▶ **SUPPLIED MATERIAL**
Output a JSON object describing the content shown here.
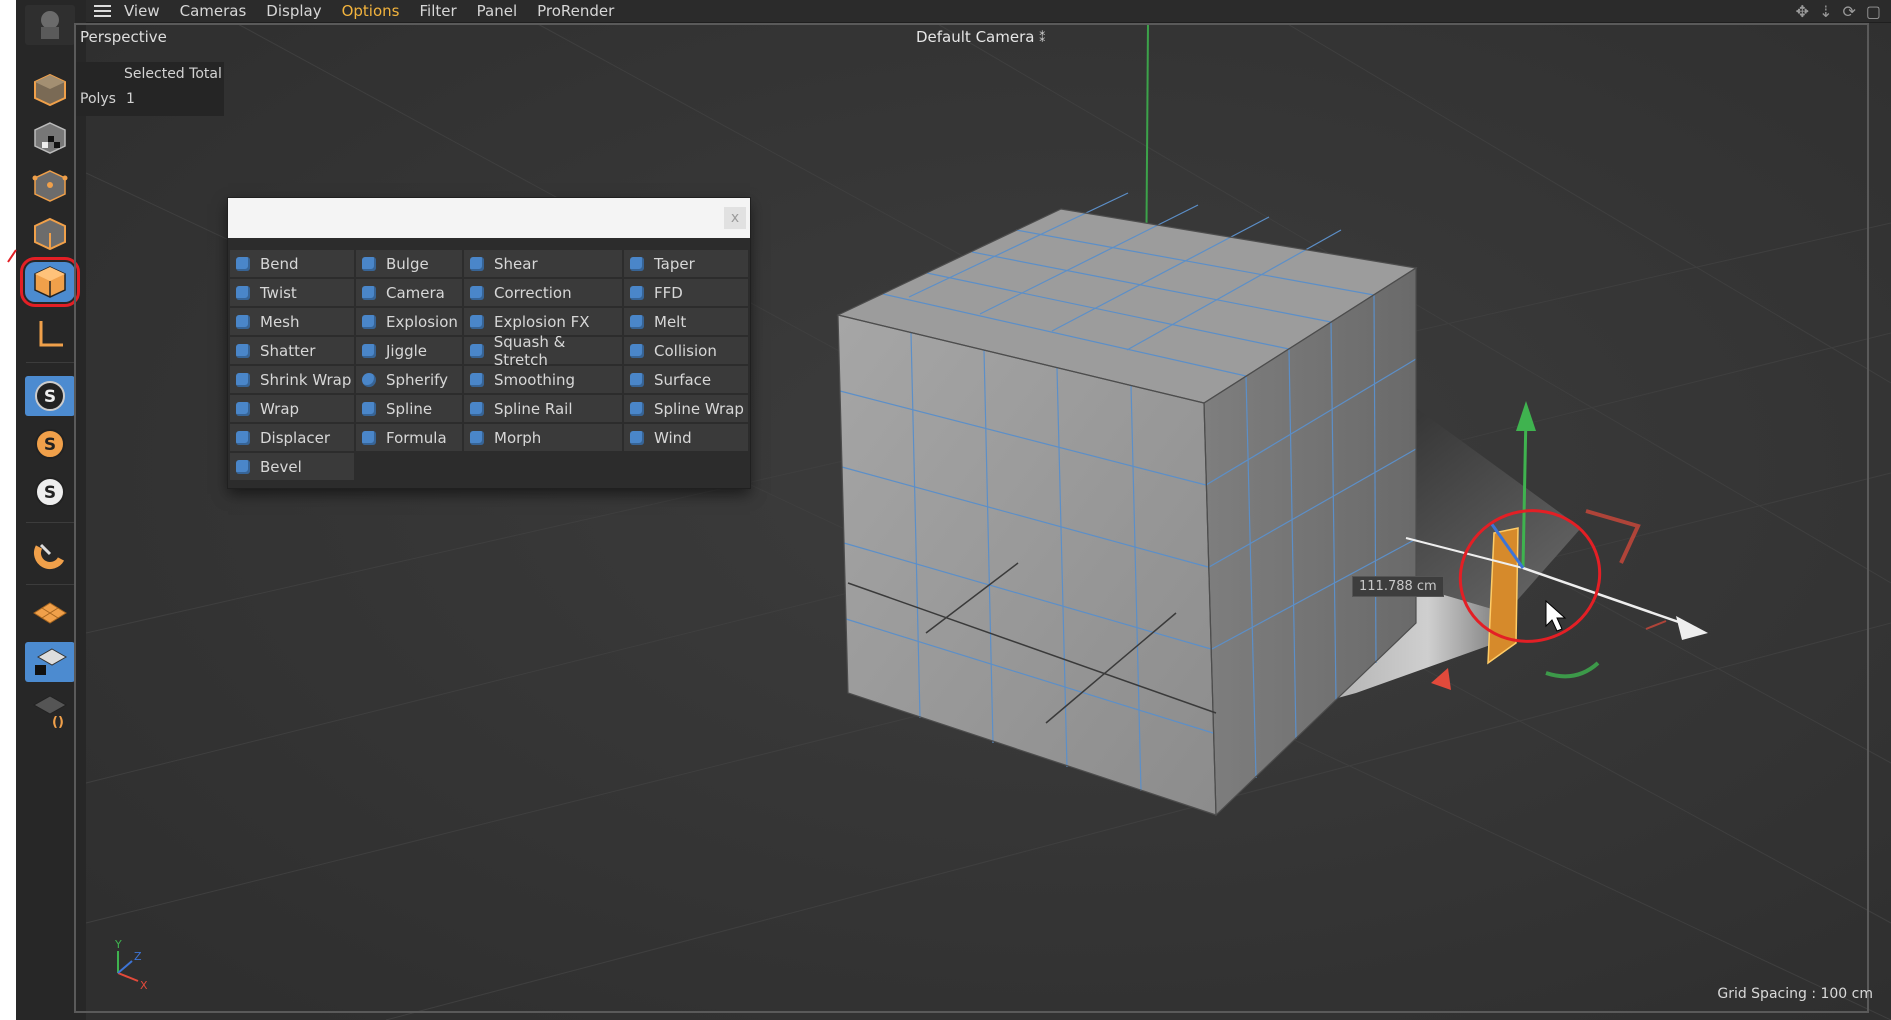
{
  "menu": {
    "items": [
      "View",
      "Cameras",
      "Display",
      "Options",
      "Filter",
      "Panel",
      "ProRender"
    ],
    "highlighted": "Options"
  },
  "palette": {
    "active_index": 4,
    "buttons": [
      "model-mode-icon",
      "texture-mode-icon",
      "points-mode-icon",
      "edges-mode-icon",
      "polygons-mode-icon",
      "axis-mode-icon",
      "snap-icon",
      "snap-settings-icon",
      "snap-toggle-icon",
      "magnet-icon",
      "workplane-icon",
      "lock-workplane-icon",
      "workplane-dynamic-icon"
    ]
  },
  "viewport": {
    "name": "Perspective",
    "camera": "Default Camera",
    "hud": {
      "header": "Selected Total",
      "row_label": "Polys",
      "row_value": "1"
    },
    "measure_label": "111.788 cm",
    "grid_spacing": "Grid Spacing : 100 cm"
  },
  "popup": {
    "search_value": "",
    "close_label": "x",
    "columns": [
      [
        "Bend",
        "Twist",
        "Mesh",
        "Shatter",
        "Shrink Wrap",
        "Wrap",
        "Displacer",
        "Bevel"
      ],
      [
        "Bulge",
        "Camera",
        "Explosion",
        "Jiggle",
        "Spherify",
        "Spline",
        "Formula"
      ],
      [
        "Shear",
        "Correction",
        "Explosion FX",
        "Squash & Stretch",
        "Smoothing",
        "Spline Rail",
        "Morph"
      ],
      [
        "Taper",
        "FFD",
        "Melt",
        "Collision",
        "Surface",
        "Spline Wrap",
        "Wind"
      ]
    ]
  },
  "colors": {
    "accent_highlight": "#f2b33d",
    "annotation_red": "#e31f25",
    "axis_x": "#e24a3b",
    "axis_y": "#3fb34f",
    "axis_z": "#3d74d6",
    "selected_polygon": "#d68a2b"
  }
}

▶ **TASK STATEMENT**
Pictures in the records above are left out; print everything else exactly as written.

▶ **RESULT**
Output a JSON object describing the content shown here.
{
  "menu": {
    "items": [
      "View",
      "Cameras",
      "Display",
      "Options",
      "Filter",
      "Panel",
      "ProRender"
    ],
    "highlighted": "Options"
  },
  "palette": {
    "active_index": 4,
    "buttons": [
      "model-mode-icon",
      "texture-mode-icon",
      "points-mode-icon",
      "edges-mode-icon",
      "polygons-mode-icon",
      "axis-mode-icon",
      "snap-icon",
      "snap-settings-icon",
      "snap-toggle-icon",
      "magnet-icon",
      "workplane-icon",
      "lock-workplane-icon",
      "workplane-dynamic-icon"
    ]
  },
  "viewport": {
    "name": "Perspective",
    "camera": "Default Camera",
    "hud": {
      "header": "Selected Total",
      "row_label": "Polys",
      "row_value": "1"
    },
    "measure_label": "111.788 cm",
    "grid_spacing": "Grid Spacing : 100 cm"
  },
  "popup": {
    "search_value": "",
    "close_label": "x",
    "columns": [
      [
        "Bend",
        "Twist",
        "Mesh",
        "Shatter",
        "Shrink Wrap",
        "Wrap",
        "Displacer",
        "Bevel"
      ],
      [
        "Bulge",
        "Camera",
        "Explosion",
        "Jiggle",
        "Spherify",
        "Spline",
        "Formula"
      ],
      [
        "Shear",
        "Correction",
        "Explosion FX",
        "Squash & Stretch",
        "Smoothing",
        "Spline Rail",
        "Morph"
      ],
      [
        "Taper",
        "FFD",
        "Melt",
        "Collision",
        "Surface",
        "Spline Wrap",
        "Wind"
      ]
    ]
  },
  "colors": {
    "accent_highlight": "#f2b33d",
    "annotation_red": "#e31f25",
    "axis_x": "#e24a3b",
    "axis_y": "#3fb34f",
    "axis_z": "#3d74d6",
    "selected_polygon": "#d68a2b"
  }
}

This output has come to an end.